# Task prompt:
Give every line of the data again, unchanged, but with no pictures.

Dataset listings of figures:
+ + + + +
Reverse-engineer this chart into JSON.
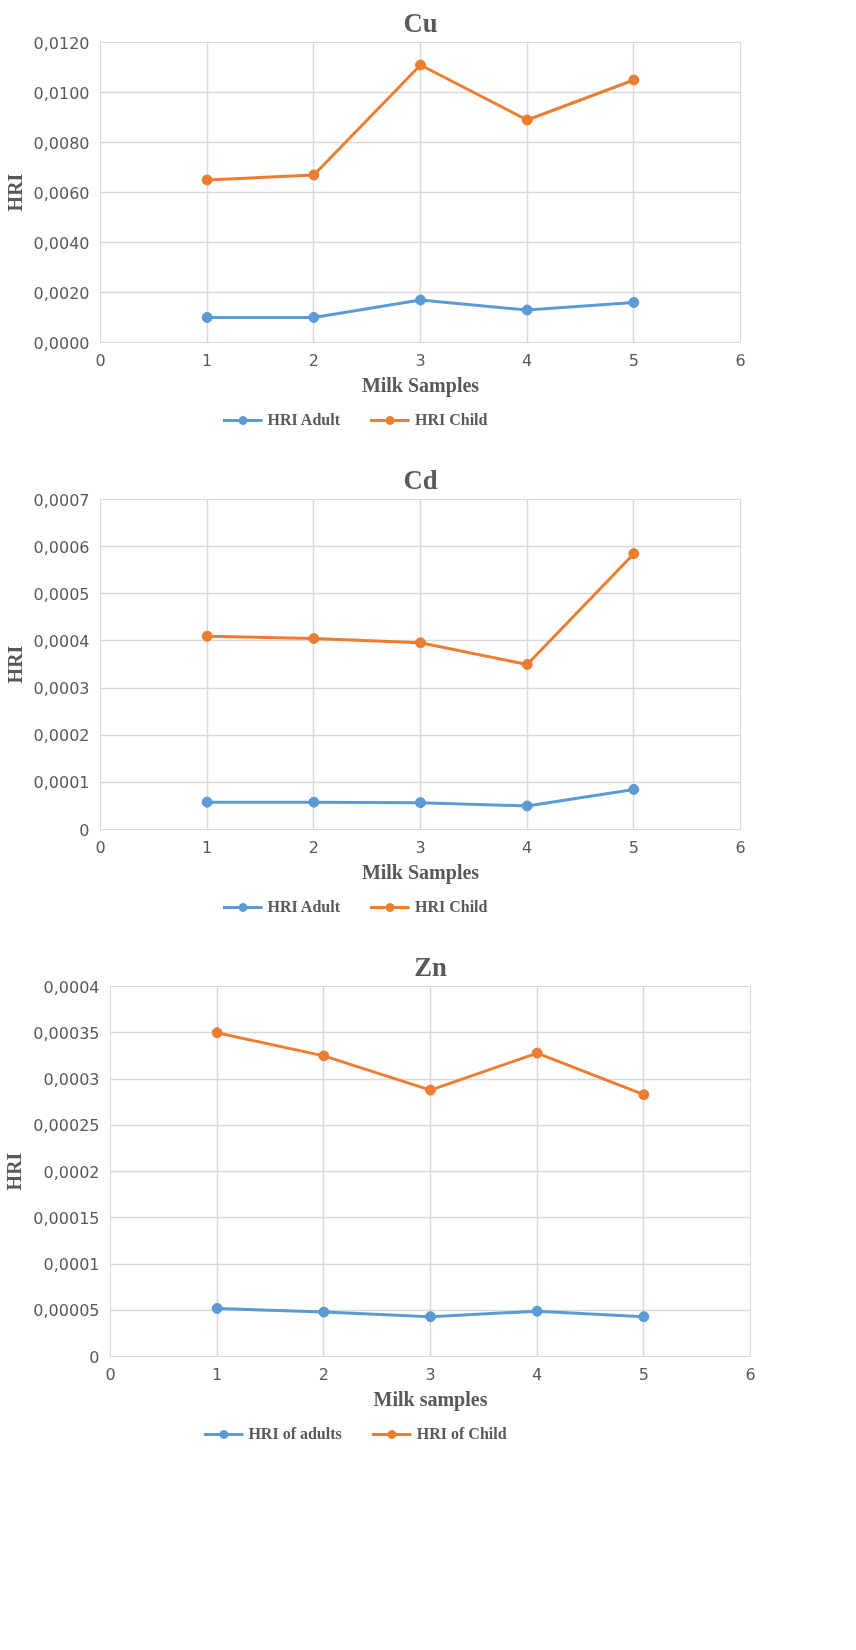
{
  "chart_data": [
    {
      "type": "line",
      "title": "Cu",
      "xlabel": "Milk Samples",
      "ylabel": "HRI",
      "x": [
        1,
        2,
        3,
        4,
        5
      ],
      "xlim": [
        0,
        6
      ],
      "xticks": [
        0,
        1,
        2,
        3,
        4,
        5,
        6
      ],
      "ylim": [
        0,
        0.012
      ],
      "yticks": [
        {
          "value": 0,
          "label": "0,0000"
        },
        {
          "value": 0.002,
          "label": "0,0020"
        },
        {
          "value": 0.004,
          "label": "0,0040"
        },
        {
          "value": 0.006,
          "label": "0,0060"
        },
        {
          "value": 0.008,
          "label": "0,0080"
        },
        {
          "value": 0.01,
          "label": "0,0100"
        },
        {
          "value": 0.012,
          "label": "0,0120"
        }
      ],
      "grid": true,
      "legend": "bottom",
      "marker": "circle",
      "line_style": "solid",
      "series": [
        {
          "name": "HRI Adult",
          "color": "#5b9bd5",
          "values": [
            0.001,
            0.001,
            0.0017,
            0.0013,
            0.0016
          ]
        },
        {
          "name": "HRI Child",
          "color": "#ed7d31",
          "values": [
            0.0065,
            0.0067,
            0.0111,
            0.0089,
            0.0105
          ]
        }
      ]
    },
    {
      "type": "line",
      "title": "Cd",
      "xlabel": "Milk Samples",
      "ylabel": "HRI",
      "x": [
        1,
        2,
        3,
        4,
        5
      ],
      "xlim": [
        0,
        6
      ],
      "xticks": [
        0,
        1,
        2,
        3,
        4,
        5,
        6
      ],
      "ylim": [
        0,
        0.0007
      ],
      "yticks": [
        0,
        {
          "value": 0.0001,
          "label": "0,0001"
        },
        {
          "value": 0.0002,
          "label": "0,0002"
        },
        {
          "value": 0.0003,
          "label": "0,0003"
        },
        {
          "value": 0.0004,
          "label": "0,0004"
        },
        {
          "value": 0.0005,
          "label": "0,0005"
        },
        {
          "value": 0.0006,
          "label": "0,0006"
        },
        {
          "value": 0.0007,
          "label": "0,0007"
        }
      ],
      "grid": true,
      "legend": "bottom",
      "marker": "circle",
      "line_style": "solid",
      "series": [
        {
          "name": "HRI Adult",
          "color": "#5b9bd5",
          "values": [
            5.8e-05,
            5.8e-05,
            5.7e-05,
            5e-05,
            8.5e-05
          ]
        },
        {
          "name": "HRI Child",
          "color": "#ed7d31",
          "values": [
            0.00041,
            0.000405,
            0.000396,
            0.00035,
            0.000585
          ]
        }
      ]
    },
    {
      "type": "line",
      "title": "Zn",
      "xlabel": "Milk samples",
      "ylabel": "HRI",
      "x": [
        1,
        2,
        3,
        4,
        5
      ],
      "xlim": [
        0,
        6
      ],
      "xticks": [
        0,
        1,
        2,
        3,
        4,
        5,
        6
      ],
      "ylim": [
        0,
        0.0004
      ],
      "yticks": [
        0,
        {
          "value": 5e-05,
          "label": "0,00005"
        },
        {
          "value": 0.0001,
          "label": "0,0001"
        },
        {
          "value": 0.00015,
          "label": "0,00015"
        },
        {
          "value": 0.0002,
          "label": "0,0002"
        },
        {
          "value": 0.00025,
          "label": "0,00025"
        },
        {
          "value": 0.0003,
          "label": "0,0003"
        },
        {
          "value": 0.00035,
          "label": "0,00035"
        },
        {
          "value": 0.0004,
          "label": "0,0004"
        }
      ],
      "grid": true,
      "legend": "bottom",
      "marker": "circle",
      "line_style": "solid",
      "series": [
        {
          "name": "HRI of adults",
          "color": "#5b9bd5",
          "values": [
            5.2e-05,
            4.8e-05,
            4.3e-05,
            4.9e-05,
            4.3e-05
          ]
        },
        {
          "name": "HRI of Child",
          "color": "#ed7d31",
          "values": [
            0.00035,
            0.000325,
            0.000288,
            0.000328,
            0.000283
          ]
        }
      ]
    }
  ]
}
+ + + + +
# Answer to the exercise:
Reverse-engineer this chart into JSON.
{
  "chart_data": [
    {
      "type": "line",
      "title": "Cu",
      "xlabel": "Milk Samples",
      "ylabel": "HRI",
      "x": [
        1,
        2,
        3,
        4,
        5
      ],
      "xlim": [
        0,
        6
      ],
      "xticks": [
        0,
        1,
        2,
        3,
        4,
        5,
        6
      ],
      "ylim": [
        0,
        0.012
      ],
      "yticks": [
        {
          "value": 0,
          "label": "0,0000"
        },
        {
          "value": 0.002,
          "label": "0,0020"
        },
        {
          "value": 0.004,
          "label": "0,0040"
        },
        {
          "value": 0.006,
          "label": "0,0060"
        },
        {
          "value": 0.008,
          "label": "0,0080"
        },
        {
          "value": 0.01,
          "label": "0,0100"
        },
        {
          "value": 0.012,
          "label": "0,0120"
        }
      ],
      "grid": true,
      "legend": "bottom",
      "marker": "circle",
      "line_style": "solid",
      "series": [
        {
          "name": "HRI Adult",
          "color": "#5b9bd5",
          "values": [
            0.001,
            0.001,
            0.0017,
            0.0013,
            0.0016
          ]
        },
        {
          "name": "HRI Child",
          "color": "#ed7d31",
          "values": [
            0.0065,
            0.0067,
            0.0111,
            0.0089,
            0.0105
          ]
        }
      ]
    },
    {
      "type": "line",
      "title": "Cd",
      "xlabel": "Milk Samples",
      "ylabel": "HRI",
      "x": [
        1,
        2,
        3,
        4,
        5
      ],
      "xlim": [
        0,
        6
      ],
      "xticks": [
        0,
        1,
        2,
        3,
        4,
        5,
        6
      ],
      "ylim": [
        0,
        0.0007
      ],
      "yticks": [
        0,
        {
          "value": 0.0001,
          "label": "0,0001"
        },
        {
          "value": 0.0002,
          "label": "0,0002"
        },
        {
          "value": 0.0003,
          "label": "0,0003"
        },
        {
          "value": 0.0004,
          "label": "0,0004"
        },
        {
          "value": 0.0005,
          "label": "0,0005"
        },
        {
          "value": 0.0006,
          "label": "0,0006"
        },
        {
          "value": 0.0007,
          "label": "0,0007"
        }
      ],
      "grid": true,
      "legend": "bottom",
      "marker": "circle",
      "line_style": "solid",
      "series": [
        {
          "name": "HRI Adult",
          "color": "#5b9bd5",
          "values": [
            5.8e-05,
            5.8e-05,
            5.7e-05,
            5e-05,
            8.5e-05
          ]
        },
        {
          "name": "HRI Child",
          "color": "#ed7d31",
          "values": [
            0.00041,
            0.000405,
            0.000396,
            0.00035,
            0.000585
          ]
        }
      ]
    },
    {
      "type": "line",
      "title": "Zn",
      "xlabel": "Milk samples",
      "ylabel": "HRI",
      "x": [
        1,
        2,
        3,
        4,
        5
      ],
      "xlim": [
        0,
        6
      ],
      "xticks": [
        0,
        1,
        2,
        3,
        4,
        5,
        6
      ],
      "ylim": [
        0,
        0.0004
      ],
      "yticks": [
        0,
        {
          "value": 5e-05,
          "label": "0,00005"
        },
        {
          "value": 0.0001,
          "label": "0,0001"
        },
        {
          "value": 0.00015,
          "label": "0,00015"
        },
        {
          "value": 0.0002,
          "label": "0,0002"
        },
        {
          "value": 0.00025,
          "label": "0,00025"
        },
        {
          "value": 0.0003,
          "label": "0,0003"
        },
        {
          "value": 0.00035,
          "label": "0,00035"
        },
        {
          "value": 0.0004,
          "label": "0,0004"
        }
      ],
      "grid": true,
      "legend": "bottom",
      "marker": "circle",
      "line_style": "solid",
      "series": [
        {
          "name": "HRI of adults",
          "color": "#5b9bd5",
          "values": [
            5.2e-05,
            4.8e-05,
            4.3e-05,
            4.9e-05,
            4.3e-05
          ]
        },
        {
          "name": "HRI of Child",
          "color": "#ed7d31",
          "values": [
            0.00035,
            0.000325,
            0.000288,
            0.000328,
            0.000283
          ]
        }
      ]
    }
  ]
}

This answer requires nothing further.